### What to do
Retype the Plymouth colony text between "[Illustration: GRAVE OF" and "rector in England.", inclusive.

### Reading text
THE FIRST WINTER was a dreadful one. The Pilgrims lived in crowded
quarters, and the effects of the voyage and the severity of the winter
sent half of them to their graves before spring. But the rest never
faltered, and when the _Mayflower_ returned to England in April, not
one of the colonists went back in her. By the end of the first summer a
fort had been built on a hill, seven houses had been erected along a
village street leading down from the fort to the harbor, six and twenty
acres had been cleared, and a bountiful harvest had been gathered. Other
Pilgrims came over, the neighboring Indians kept the peace, and the colony
was soon prosperous.
[Illustration: SITE OF THE FORT AT PLYMOUTH. In the old "burying ground."]
PLYMOUTH, OR THE OLD COLONY.--As soon as the colony was planted, steps
were taken to buy the land on which it stood. The old Plymouth Company
(pp. 38, 39), organized in 1606, was succeeded in 1620 by a new
corporation called the Council for New England, which received a grant of
all the land in America between 40° and 48° of north latitude. From this
Council for New England, therefore, the Pilgrims bought as much land as
they needed. The king, however, refused to give them a charter, so the
people of Plymouth, or the Old Colony as it came to be called, managed
their own affairs in their own way for seventy years. At first the men
assembled in town meeting, made laws, and elected officers. But when the
growth of the colony made such meetings unwieldy, representative
government was set up, and each settlement sent two delegates to an
assembly.
[Illustration: GRAVE OF MILES STANDISH, near Plymouth.]
THE SALEM COLONY.--Shortly after 1620, attempts were made to plant other
colonies in New England. [5] Most of them failed, but some of the
colonists made a settlement called Naumkeag. Among those who watched these
attempts with great interest was John White, a Puritan rector in England.

Layout region records
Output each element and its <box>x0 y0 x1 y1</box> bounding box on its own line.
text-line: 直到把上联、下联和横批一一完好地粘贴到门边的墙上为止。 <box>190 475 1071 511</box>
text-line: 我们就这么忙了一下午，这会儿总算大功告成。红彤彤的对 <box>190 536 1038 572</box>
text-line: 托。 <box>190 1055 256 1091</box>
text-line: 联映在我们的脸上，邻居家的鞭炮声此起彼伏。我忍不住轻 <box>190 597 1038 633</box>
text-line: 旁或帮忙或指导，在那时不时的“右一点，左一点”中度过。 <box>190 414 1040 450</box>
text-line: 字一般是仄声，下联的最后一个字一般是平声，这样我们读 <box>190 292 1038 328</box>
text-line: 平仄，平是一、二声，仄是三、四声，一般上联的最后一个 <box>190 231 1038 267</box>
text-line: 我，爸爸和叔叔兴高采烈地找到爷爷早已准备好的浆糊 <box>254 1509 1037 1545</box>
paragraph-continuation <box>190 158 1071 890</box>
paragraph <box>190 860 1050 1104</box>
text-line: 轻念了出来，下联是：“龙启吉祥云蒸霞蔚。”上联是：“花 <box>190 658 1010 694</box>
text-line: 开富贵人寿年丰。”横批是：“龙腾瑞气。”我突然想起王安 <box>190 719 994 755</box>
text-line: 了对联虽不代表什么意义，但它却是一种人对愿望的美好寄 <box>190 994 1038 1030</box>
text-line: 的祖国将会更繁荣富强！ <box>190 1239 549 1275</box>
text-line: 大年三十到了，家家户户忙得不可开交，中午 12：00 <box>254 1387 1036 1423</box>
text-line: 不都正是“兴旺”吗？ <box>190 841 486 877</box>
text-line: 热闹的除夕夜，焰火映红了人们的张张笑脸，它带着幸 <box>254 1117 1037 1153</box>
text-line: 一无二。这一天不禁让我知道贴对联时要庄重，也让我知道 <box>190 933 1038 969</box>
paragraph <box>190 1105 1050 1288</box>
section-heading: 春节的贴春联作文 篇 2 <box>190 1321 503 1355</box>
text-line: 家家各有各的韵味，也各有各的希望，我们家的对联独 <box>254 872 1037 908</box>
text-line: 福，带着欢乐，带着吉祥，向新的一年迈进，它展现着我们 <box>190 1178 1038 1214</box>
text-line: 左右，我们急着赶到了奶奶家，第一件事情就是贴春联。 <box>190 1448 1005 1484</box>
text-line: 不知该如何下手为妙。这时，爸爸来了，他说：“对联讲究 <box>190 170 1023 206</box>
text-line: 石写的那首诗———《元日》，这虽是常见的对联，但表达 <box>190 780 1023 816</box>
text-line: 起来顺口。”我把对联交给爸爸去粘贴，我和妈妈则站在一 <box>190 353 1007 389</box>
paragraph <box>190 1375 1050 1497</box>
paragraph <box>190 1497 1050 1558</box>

### Task response
[Illustration: GRAVE OF MILES STANDISH, near Plymouth.]
THE SALEM COLONY.--Shortly after 1620, attempts were made to plant other
colonies in New England. [5] Most of them failed, but some of the
colonists made a settlement called Naumkeag. Among those who watched these
attempts with great interest was John White, a Puritan rector in England.